*** Dataset extract

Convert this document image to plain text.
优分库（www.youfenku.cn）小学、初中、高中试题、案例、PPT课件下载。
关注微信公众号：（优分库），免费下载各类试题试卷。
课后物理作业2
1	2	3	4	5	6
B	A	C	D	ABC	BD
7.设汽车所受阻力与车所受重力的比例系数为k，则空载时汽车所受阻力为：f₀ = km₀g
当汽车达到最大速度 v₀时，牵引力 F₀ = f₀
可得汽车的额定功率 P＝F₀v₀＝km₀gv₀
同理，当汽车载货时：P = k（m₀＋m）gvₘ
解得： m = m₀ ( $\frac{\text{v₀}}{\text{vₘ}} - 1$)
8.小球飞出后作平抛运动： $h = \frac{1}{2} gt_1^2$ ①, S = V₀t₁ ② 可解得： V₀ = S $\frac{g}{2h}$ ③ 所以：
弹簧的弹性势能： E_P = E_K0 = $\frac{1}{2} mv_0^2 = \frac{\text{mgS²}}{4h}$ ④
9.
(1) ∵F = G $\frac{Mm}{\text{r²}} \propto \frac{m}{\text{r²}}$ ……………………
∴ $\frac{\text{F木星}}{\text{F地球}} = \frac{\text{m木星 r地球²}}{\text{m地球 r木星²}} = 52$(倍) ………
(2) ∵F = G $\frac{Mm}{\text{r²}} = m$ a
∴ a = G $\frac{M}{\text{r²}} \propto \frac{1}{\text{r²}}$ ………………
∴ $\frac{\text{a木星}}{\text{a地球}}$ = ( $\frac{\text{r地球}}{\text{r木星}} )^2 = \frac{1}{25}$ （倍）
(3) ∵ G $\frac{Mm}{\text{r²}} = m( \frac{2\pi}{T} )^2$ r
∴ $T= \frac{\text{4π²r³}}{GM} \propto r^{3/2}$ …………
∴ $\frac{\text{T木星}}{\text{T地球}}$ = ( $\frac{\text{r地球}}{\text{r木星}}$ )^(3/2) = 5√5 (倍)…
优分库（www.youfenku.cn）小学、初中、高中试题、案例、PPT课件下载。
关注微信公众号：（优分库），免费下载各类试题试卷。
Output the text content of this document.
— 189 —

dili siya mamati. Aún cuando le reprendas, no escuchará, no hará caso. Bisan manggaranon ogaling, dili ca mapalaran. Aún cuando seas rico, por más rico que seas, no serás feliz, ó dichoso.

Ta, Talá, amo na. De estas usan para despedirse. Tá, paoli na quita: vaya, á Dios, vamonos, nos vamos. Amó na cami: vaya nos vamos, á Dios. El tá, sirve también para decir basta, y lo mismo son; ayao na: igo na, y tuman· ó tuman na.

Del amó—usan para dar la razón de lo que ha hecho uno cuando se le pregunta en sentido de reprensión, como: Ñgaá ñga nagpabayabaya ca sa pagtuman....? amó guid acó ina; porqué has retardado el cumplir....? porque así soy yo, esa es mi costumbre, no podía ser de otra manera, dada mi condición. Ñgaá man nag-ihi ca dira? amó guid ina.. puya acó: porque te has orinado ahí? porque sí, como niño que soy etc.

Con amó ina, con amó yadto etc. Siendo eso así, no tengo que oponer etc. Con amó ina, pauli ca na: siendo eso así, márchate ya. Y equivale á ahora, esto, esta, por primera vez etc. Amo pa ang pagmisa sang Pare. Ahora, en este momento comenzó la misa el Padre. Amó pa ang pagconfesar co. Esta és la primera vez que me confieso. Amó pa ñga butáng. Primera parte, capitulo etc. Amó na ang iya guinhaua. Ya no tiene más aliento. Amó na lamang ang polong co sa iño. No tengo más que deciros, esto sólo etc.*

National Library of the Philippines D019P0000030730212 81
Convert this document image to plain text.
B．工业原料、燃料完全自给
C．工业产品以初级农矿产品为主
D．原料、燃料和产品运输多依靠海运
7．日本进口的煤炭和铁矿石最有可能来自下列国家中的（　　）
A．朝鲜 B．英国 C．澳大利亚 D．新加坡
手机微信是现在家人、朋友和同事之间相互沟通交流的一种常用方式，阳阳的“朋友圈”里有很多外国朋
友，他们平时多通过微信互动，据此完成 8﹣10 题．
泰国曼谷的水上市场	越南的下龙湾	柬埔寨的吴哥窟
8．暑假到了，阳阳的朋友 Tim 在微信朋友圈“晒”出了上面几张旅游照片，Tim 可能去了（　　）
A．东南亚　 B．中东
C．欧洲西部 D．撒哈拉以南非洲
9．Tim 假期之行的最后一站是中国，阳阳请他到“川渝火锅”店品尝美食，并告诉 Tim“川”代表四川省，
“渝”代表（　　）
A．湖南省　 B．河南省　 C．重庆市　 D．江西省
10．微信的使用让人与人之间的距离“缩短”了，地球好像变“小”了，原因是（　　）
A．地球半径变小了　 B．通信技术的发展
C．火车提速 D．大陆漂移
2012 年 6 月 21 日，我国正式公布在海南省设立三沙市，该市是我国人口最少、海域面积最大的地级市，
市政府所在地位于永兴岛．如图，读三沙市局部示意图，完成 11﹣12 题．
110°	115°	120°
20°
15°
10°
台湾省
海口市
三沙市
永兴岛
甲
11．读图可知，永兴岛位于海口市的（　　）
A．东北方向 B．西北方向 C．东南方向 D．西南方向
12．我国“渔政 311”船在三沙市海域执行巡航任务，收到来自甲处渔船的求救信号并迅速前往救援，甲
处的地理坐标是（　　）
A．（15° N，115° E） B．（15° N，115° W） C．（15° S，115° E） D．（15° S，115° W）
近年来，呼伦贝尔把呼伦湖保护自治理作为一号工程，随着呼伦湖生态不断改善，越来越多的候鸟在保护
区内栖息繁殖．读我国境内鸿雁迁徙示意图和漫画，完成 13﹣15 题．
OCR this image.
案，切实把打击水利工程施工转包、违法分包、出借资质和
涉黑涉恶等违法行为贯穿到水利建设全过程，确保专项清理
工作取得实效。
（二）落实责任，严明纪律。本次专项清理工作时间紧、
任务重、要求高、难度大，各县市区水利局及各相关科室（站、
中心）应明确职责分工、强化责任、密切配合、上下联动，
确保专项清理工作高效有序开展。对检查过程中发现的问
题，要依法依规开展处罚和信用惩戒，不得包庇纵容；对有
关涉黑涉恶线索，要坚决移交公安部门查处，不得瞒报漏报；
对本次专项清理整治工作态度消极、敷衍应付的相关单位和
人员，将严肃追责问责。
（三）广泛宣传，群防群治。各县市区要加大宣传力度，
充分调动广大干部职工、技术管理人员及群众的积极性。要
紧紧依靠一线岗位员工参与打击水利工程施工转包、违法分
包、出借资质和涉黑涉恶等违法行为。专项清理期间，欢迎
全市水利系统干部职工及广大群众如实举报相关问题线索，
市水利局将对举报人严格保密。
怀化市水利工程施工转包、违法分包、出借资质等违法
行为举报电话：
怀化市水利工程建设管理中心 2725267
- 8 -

******

> **Work instructions**:
Repeat only the lines running from the line that contains "OCR this image." through the last line above, inclusive.

> **Task result**:
OCR this image.
案，切实把打击水利工程施工转包、违法分包、出借资质和
涉黑涉恶等违法行为贯穿到水利建设全过程，确保专项清理
工作取得实效。
（二）落实责任，严明纪律。本次专项清理工作时间紧、
任务重、要求高、难度大，各县市区水利局及各相关科室（站、
中心）应明确职责分工、强化责任、密切配合、上下联动，
确保专项清理工作高效有序开展。对检查过程中发现的问
题，要依法依规开展处罚和信用惩戒，不得包庇纵容；对有
关涉黑涉恶线索，要坚决移交公安部门查处，不得瞒报漏报；
对本次专项清理整治工作态度消极、敷衍应付的相关单位和
人员，将严肃追责问责。
（三）广泛宣传，群防群治。各县市区要加大宣传力度，
充分调动广大干部职工、技术管理人员及群众的积极性。要
紧紧依靠一线岗位员工参与打击水利工程施工转包、违法分
包、出借资质和涉黑涉恶等违法行为。专项清理期间，欢迎
全市水利系统干部职工及广大群众如实举报相关问题线索，
市水利局将对举报人严格保密。
怀化市水利工程施工转包、违法分包、出借资质等违法
行为举报电话：
怀化市水利工程建设管理中心 2725267
- 8 -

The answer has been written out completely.